→ INPUT ROWS
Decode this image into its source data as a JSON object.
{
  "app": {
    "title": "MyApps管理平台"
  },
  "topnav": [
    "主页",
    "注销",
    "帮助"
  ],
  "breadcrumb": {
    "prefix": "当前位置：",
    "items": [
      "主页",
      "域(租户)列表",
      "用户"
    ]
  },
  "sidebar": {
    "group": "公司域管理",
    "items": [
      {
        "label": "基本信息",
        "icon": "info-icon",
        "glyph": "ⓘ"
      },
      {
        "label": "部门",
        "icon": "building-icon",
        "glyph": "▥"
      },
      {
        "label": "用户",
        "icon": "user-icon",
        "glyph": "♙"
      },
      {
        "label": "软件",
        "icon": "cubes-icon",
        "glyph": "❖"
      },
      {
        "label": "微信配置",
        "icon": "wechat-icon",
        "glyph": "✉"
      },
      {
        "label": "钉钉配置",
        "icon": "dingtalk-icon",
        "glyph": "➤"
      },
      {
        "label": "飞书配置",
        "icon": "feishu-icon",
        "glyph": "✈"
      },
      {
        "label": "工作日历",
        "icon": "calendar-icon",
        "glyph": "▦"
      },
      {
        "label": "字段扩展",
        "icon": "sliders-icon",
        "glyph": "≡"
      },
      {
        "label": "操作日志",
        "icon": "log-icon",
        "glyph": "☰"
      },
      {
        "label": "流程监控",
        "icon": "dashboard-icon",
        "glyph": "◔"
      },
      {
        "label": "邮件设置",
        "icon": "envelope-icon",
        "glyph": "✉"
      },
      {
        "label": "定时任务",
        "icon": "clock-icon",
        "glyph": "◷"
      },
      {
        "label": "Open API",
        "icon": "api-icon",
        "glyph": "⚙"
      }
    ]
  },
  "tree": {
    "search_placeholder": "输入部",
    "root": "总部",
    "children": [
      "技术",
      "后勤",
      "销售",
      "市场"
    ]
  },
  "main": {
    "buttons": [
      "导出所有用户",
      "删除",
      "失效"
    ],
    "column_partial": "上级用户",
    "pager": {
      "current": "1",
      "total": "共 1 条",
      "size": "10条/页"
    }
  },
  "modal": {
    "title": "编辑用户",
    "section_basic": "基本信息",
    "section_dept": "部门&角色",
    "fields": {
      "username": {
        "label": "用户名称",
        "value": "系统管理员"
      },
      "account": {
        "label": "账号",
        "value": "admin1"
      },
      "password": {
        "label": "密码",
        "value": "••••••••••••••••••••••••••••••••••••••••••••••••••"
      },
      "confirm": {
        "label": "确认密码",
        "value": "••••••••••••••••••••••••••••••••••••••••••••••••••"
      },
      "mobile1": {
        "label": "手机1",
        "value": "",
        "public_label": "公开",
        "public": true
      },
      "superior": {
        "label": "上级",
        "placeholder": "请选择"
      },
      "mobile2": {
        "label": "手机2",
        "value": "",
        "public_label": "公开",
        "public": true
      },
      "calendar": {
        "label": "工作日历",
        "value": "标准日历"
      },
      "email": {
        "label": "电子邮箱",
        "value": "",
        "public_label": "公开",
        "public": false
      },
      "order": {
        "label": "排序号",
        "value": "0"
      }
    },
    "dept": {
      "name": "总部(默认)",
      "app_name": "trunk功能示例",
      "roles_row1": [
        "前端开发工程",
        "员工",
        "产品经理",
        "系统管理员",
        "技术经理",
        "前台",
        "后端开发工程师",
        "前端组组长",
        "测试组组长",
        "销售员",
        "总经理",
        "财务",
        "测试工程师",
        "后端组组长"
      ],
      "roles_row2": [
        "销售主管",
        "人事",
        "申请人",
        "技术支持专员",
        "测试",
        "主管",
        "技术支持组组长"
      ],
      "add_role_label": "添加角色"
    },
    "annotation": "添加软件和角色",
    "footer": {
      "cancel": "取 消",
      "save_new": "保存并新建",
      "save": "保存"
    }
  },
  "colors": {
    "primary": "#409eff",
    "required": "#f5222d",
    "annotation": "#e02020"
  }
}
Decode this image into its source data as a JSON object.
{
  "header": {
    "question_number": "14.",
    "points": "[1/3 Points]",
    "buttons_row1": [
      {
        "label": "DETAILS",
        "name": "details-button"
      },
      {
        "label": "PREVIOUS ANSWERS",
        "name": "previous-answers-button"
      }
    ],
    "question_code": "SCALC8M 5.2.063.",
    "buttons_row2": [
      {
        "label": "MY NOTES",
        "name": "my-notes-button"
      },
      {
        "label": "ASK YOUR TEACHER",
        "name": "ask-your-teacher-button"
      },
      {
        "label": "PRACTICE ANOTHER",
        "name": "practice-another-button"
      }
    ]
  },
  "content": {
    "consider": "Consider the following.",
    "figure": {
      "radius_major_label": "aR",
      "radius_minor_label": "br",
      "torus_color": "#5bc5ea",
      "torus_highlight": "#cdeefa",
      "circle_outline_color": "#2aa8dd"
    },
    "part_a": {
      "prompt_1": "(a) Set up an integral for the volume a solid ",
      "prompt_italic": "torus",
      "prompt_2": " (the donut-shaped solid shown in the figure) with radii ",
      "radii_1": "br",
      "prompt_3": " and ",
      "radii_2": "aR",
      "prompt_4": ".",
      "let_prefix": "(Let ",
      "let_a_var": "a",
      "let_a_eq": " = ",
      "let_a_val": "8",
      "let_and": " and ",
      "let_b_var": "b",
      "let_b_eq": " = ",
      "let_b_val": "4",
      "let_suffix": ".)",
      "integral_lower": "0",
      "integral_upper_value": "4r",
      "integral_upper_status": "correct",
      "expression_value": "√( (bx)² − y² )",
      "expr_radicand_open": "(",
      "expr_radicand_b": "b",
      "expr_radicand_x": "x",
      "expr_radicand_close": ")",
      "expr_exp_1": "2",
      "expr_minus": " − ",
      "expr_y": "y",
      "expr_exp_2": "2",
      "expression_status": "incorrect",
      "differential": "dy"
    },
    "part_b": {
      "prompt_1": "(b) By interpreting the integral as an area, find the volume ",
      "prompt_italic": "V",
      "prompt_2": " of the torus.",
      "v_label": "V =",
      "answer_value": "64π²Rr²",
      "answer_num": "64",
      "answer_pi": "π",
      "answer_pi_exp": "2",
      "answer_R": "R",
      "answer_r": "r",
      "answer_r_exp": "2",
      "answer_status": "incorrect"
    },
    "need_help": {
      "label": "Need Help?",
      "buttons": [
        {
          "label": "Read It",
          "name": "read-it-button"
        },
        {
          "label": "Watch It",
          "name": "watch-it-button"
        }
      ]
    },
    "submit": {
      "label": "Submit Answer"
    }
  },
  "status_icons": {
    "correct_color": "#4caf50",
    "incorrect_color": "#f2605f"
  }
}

→ YOUR GOAL
Extract all the material, leaving every line as it is.

→ RESULT OF THE TASK
Decode this image into its source data as a JSON object.
{
  "app": {
    "title": "MyApps管理平台"
  },
  "topnav": [
    "主页",
    "注销",
    "帮助"
  ],
  "breadcrumb": {
    "prefix": "当前位置：",
    "items": [
      "主页",
      "域(租户)列表",
      "用户"
    ]
  },
  "sidebar": {
    "group": "公司域管理",
    "items": [
      {
        "label": "基本信息",
        "icon": "info-icon",
        "glyph": "ⓘ"
      },
      {
        "label": "部门",
        "icon": "building-icon",
        "glyph": "▥"
      },
      {
        "label": "用户",
        "icon": "user-icon",
        "glyph": "♙"
      },
      {
        "label": "软件",
        "icon": "cubes-icon",
        "glyph": "❖"
      },
      {
        "label": "微信配置",
        "icon": "wechat-icon",
        "glyph": "✉"
      },
      {
        "label": "钉钉配置",
        "icon": "dingtalk-icon",
        "glyph": "➤"
      },
      {
        "label": "飞书配置",
        "icon": "feishu-icon",
        "glyph": "✈"
      },
      {
        "label": "工作日历",
        "icon": "calendar-icon",
        "glyph": "▦"
      },
      {
        "label": "字段扩展",
        "icon": "sliders-icon",
        "glyph": "≡"
      },
      {
        "label": "操作日志",
        "icon": "log-icon",
        "glyph": "☰"
      },
      {
        "label": "流程监控",
        "icon": "dashboard-icon",
        "glyph": "◔"
      },
      {
        "label": "邮件设置",
        "icon": "envelope-icon",
        "glyph": "✉"
      },
      {
        "label": "定时任务",
        "icon": "clock-icon",
        "glyph": "◷"
      },
      {
        "label": "Open API",
        "icon": "api-icon",
        "glyph": "⚙"
      }
    ]
  },
  "tree": {
    "search_placeholder": "输入部",
    "root": "总部",
    "children": [
      "技术",
      "后勤",
      "销售",
      "市场"
    ]
  },
  "main": {
    "buttons": [
      "导出所有用户",
      "删除",
      "失效"
    ],
    "column_partial": "上级用户",
    "pager": {
      "current": "1",
      "total": "共 1 条",
      "size": "10条/页"
    }
  },
  "modal": {
    "title": "编辑用户",
    "section_basic": "基本信息",
    "section_dept": "部门&角色",
    "fields": {
      "username": {
        "label": "用户名称",
        "value": "系统管理员"
      },
      "account": {
        "label": "账号",
        "value": "admin1"
      },
      "password": {
        "label": "密码",
        "value": "••••••••••••••••••••••••••••••••••••••••••••••••••"
      },
      "confirm": {
        "label": "确认密码",
        "value": "••••••••••••••••••••••••••••••••••••••••••••••••••"
      },
      "mobile1": {
        "label": "手机1",
        "value": "",
        "public_label": "公开",
        "public": true
      },
      "superior": {
        "label": "上级",
        "placeholder": "请选择"
      },
      "mobile2": {
        "label": "手机2",
        "value": "",
        "public_label": "公开",
        "public": true
      },
      "calendar": {
        "label": "工作日历",
        "value": "标准日历"
      },
      "email": {
        "label": "电子邮箱",
        "value": "",
        "public_label": "公开",
        "public": false
      },
      "order": {
        "label": "排序号",
        "value": "0"
      }
    },
    "dept": {
      "name": "总部(默认)",
      "app_name": "trunk功能示例",
      "roles_row1": [
        "前端开发工程",
        "员工",
        "产品经理",
        "系统管理员",
        "技术经理",
        "前台",
        "后端开发工程师",
        "前端组组长",
        "测试组组长",
        "销售员",
        "总经理",
        "财务",
        "测试工程师",
        "后端组组长"
      ],
      "roles_row2": [
        "销售主管",
        "人事",
        "申请人",
        "技术支持专员",
        "测试",
        "主管",
        "技术支持组组长"
      ],
      "add_role_label": "添加角色"
    },
    "annotation": "添加软件和角色",
    "footer": {
      "cancel": "取 消",
      "save_new": "保存并新建",
      "save": "保存"
    }
  },
  "colors": {
    "primary": "#409eff",
    "required": "#f5222d",
    "annotation": "#e02020"
  }
}
Decode this image into its source data as a JSON object.
{
  "header": {
    "question_number": "14.",
    "points": "[1/3 Points]",
    "buttons_row1": [
      {
        "label": "DETAILS",
        "name": "details-button"
      },
      {
        "label": "PREVIOUS ANSWERS",
        "name": "previous-answers-button"
      }
    ],
    "question_code": "SCALC8M 5.2.063.",
    "buttons_row2": [
      {
        "label": "MY NOTES",
        "name": "my-notes-button"
      },
      {
        "label": "ASK YOUR TEACHER",
        "name": "ask-your-teacher-button"
      },
      {
        "label": "PRACTICE ANOTHER",
        "name": "practice-another-button"
      }
    ]
  },
  "content": {
    "consider": "Consider the following.",
    "figure": {
      "radius_major_label": "aR",
      "radius_minor_label": "br",
      "torus_color": "#5bc5ea",
      "torus_highlight": "#cdeefa",
      "circle_outline_color": "#2aa8dd"
    },
    "part_a": {
      "prompt_1": "(a) Set up an integral for the volume a solid ",
      "prompt_italic": "torus",
      "prompt_2": " (the donut-shaped solid shown in the figure) with radii ",
      "radii_1": "br",
      "prompt_3": " and ",
      "radii_2": "aR",
      "prompt_4": ".",
      "let_prefix": "(Let ",
      "let_a_var": "a",
      "let_a_eq": " = ",
      "let_a_val": "8",
      "let_and": " and ",
      "let_b_var": "b",
      "let_b_eq": " = ",
      "let_b_val": "4",
      "let_suffix": ".)",
      "integral_lower": "0",
      "integral_upper_value": "4r",
      "integral_upper_status": "correct",
      "expression_value": "√( (bx)² − y² )",
      "expr_radicand_open": "(",
      "expr_radicand_b": "b",
      "expr_radicand_x": "x",
      "expr_radicand_close": ")",
      "expr_exp_1": "2",
      "expr_minus": " − ",
      "expr_y": "y",
      "expr_exp_2": "2",
      "expression_status": "incorrect",
      "differential": "dy"
    },
    "part_b": {
      "prompt_1": "(b) By interpreting the integral as an area, find the volume ",
      "prompt_italic": "V",
      "prompt_2": " of the torus.",
      "v_label": "V =",
      "answer_value": "64π²Rr²",
      "answer_num": "64",
      "answer_pi": "π",
      "answer_pi_exp": "2",
      "answer_R": "R",
      "answer_r": "r",
      "answer_r_exp": "2",
      "answer_status": "incorrect"
    },
    "need_help": {
      "label": "Need Help?",
      "buttons": [
        {
          "label": "Read It",
          "name": "read-it-button"
        },
        {
          "label": "Watch It",
          "name": "watch-it-button"
        }
      ]
    },
    "submit": {
      "label": "Submit Answer"
    }
  },
  "status_icons": {
    "correct_color": "#4caf50",
    "incorrect_color": "#f2605f"
  }
}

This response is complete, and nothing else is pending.